§ Exercise requirements: Return the listing below word for word.

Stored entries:
====

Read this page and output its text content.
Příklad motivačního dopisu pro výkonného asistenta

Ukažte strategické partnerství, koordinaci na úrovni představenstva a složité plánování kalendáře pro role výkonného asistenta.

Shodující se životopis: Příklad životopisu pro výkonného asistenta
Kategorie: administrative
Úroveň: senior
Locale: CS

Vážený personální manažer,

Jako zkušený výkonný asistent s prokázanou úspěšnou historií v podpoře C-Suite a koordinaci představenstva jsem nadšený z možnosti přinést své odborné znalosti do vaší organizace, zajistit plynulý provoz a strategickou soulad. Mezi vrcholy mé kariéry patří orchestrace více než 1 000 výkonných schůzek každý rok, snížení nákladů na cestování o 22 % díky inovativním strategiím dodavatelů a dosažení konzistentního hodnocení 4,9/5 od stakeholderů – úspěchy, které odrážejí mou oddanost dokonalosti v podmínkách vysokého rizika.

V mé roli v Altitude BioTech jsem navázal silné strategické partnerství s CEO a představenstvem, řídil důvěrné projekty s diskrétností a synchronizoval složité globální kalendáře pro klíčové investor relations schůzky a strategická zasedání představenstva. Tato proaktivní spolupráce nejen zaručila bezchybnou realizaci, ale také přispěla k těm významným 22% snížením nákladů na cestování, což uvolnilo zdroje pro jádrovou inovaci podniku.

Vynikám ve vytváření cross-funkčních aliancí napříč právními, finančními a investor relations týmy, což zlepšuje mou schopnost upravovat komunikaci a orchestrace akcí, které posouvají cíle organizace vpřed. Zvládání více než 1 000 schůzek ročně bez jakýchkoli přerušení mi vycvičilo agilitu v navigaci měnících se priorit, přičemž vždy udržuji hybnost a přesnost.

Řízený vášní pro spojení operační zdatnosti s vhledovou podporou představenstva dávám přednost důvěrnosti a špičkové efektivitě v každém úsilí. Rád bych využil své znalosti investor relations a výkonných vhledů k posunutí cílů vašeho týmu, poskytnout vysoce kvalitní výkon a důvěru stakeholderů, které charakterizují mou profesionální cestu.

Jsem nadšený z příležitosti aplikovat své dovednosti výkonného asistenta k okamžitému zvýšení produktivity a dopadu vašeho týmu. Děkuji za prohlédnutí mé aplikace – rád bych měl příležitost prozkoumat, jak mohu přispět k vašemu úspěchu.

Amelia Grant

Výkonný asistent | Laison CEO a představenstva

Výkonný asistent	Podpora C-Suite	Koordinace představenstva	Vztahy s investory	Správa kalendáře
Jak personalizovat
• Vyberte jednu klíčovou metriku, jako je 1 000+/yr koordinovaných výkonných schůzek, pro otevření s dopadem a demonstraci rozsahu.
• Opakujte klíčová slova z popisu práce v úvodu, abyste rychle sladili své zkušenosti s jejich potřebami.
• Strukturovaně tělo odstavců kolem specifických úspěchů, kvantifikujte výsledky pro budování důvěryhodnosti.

====

§ The solution:
Read this page and output its text content.
Příklad motivačního dopisu pro výkonného asistenta

Ukažte strategické partnerství, koordinaci na úrovni představenstva a složité plánování kalendáře pro role výkonného asistenta.

Shodující se životopis: Příklad životopisu pro výkonného asistenta
Kategorie: administrative
Úroveň: senior
Locale: CS

Vážený personální manažer,

Jako zkušený výkonný asistent s prokázanou úspěšnou historií v podpoře C-Suite a koordinaci představenstva jsem nadšený z možnosti přinést své odborné znalosti do vaší organizace, zajistit plynulý provoz a strategickou soulad. Mezi vrcholy mé kariéry patří orchestrace více než 1 000 výkonných schůzek každý rok, snížení nákladů na cestování o 22 % díky inovativním strategiím dodavatelů a dosažení konzistentního hodnocení 4,9/5 od stakeholderů – úspěchy, které odrážejí mou oddanost dokonalosti v podmínkách vysokého rizika.

V mé roli v Altitude BioTech jsem navázal silné strategické partnerství s CEO a představenstvem, řídil důvěrné projekty s diskrétností a synchronizoval složité globální kalendáře pro klíčové investor relations schůzky a strategická zasedání představenstva. Tato proaktivní spolupráce nejen zaručila bezchybnou realizaci, ale také přispěla k těm významným 22% snížením nákladů na cestování, což uvolnilo zdroje pro jádrovou inovaci podniku.

Vynikám ve vytváření cross-funkčních aliancí napříč právními, finančními a investor relations týmy, což zlepšuje mou schopnost upravovat komunikaci a orchestrace akcí, které posouvají cíle organizace vpřed. Zvládání více než 1 000 schůzek ročně bez jakýchkoli přerušení mi vycvičilo agilitu v navigaci měnících se priorit, přičemž vždy udržuji hybnost a přesnost.

Řízený vášní pro spojení operační zdatnosti s vhledovou podporou představenstva dávám přednost důvěrnosti a špičkové efektivitě v každém úsilí. Rád bych využil své znalosti investor relations a výkonných vhledů k posunutí cílů vašeho týmu, poskytnout vysoce kvalitní výkon a důvěru stakeholderů, které charakterizují mou profesionální cestu.

Jsem nadšený z příležitosti aplikovat své dovednosti výkonného asistenta k okamžitému zvýšení produktivity a dopadu vašeho týmu. Děkuji za prohlédnutí mé aplikace – rád bych měl příležitost prozkoumat, jak mohu přispět k vašemu úspěchu.

Amelia Grant

Výkonný asistent | Laison CEO a představenstva

Výkonný asistent	Podpora C-Suite	Koordinace představenstva	Vztahy s investory	Správa kalendáře
Jak personalizovat
• Vyberte jednu klíčovou metriku, jako je 1 000+/yr koordinovaných výkonných schůzek, pro otevření s dopadem a demonstraci rozsahu.
• Opakujte klíčová slova z popisu práce v úvodu, abyste rychle sladili své zkušenosti s jejich potřebami.
• Strukturovaně tělo odstavců kolem specifických úspěchů, kvantifikujte výsledky pro budování důvěryhodnosti.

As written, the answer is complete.